**Exercise**
Filter these entries, keeping only lines that hold the word "frac".

**Excerpted data**

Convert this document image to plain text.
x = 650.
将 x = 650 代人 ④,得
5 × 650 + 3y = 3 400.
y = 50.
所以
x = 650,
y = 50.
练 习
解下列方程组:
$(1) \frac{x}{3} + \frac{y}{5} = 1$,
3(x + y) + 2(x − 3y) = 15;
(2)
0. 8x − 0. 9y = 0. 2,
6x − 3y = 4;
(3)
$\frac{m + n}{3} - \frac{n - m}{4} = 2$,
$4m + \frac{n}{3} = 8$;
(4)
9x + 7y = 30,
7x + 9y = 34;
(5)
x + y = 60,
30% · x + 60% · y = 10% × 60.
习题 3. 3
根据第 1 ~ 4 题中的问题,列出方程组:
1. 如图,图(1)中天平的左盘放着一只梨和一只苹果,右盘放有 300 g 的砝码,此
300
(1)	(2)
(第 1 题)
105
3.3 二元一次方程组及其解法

**Exercise solution**
$(1) \frac{x}{3} + \frac{y}{5} = 1$,
$\frac{m + n}{3} - \frac{n - m}{4} = 2$,
$4m + \frac{n}{3} = 8$;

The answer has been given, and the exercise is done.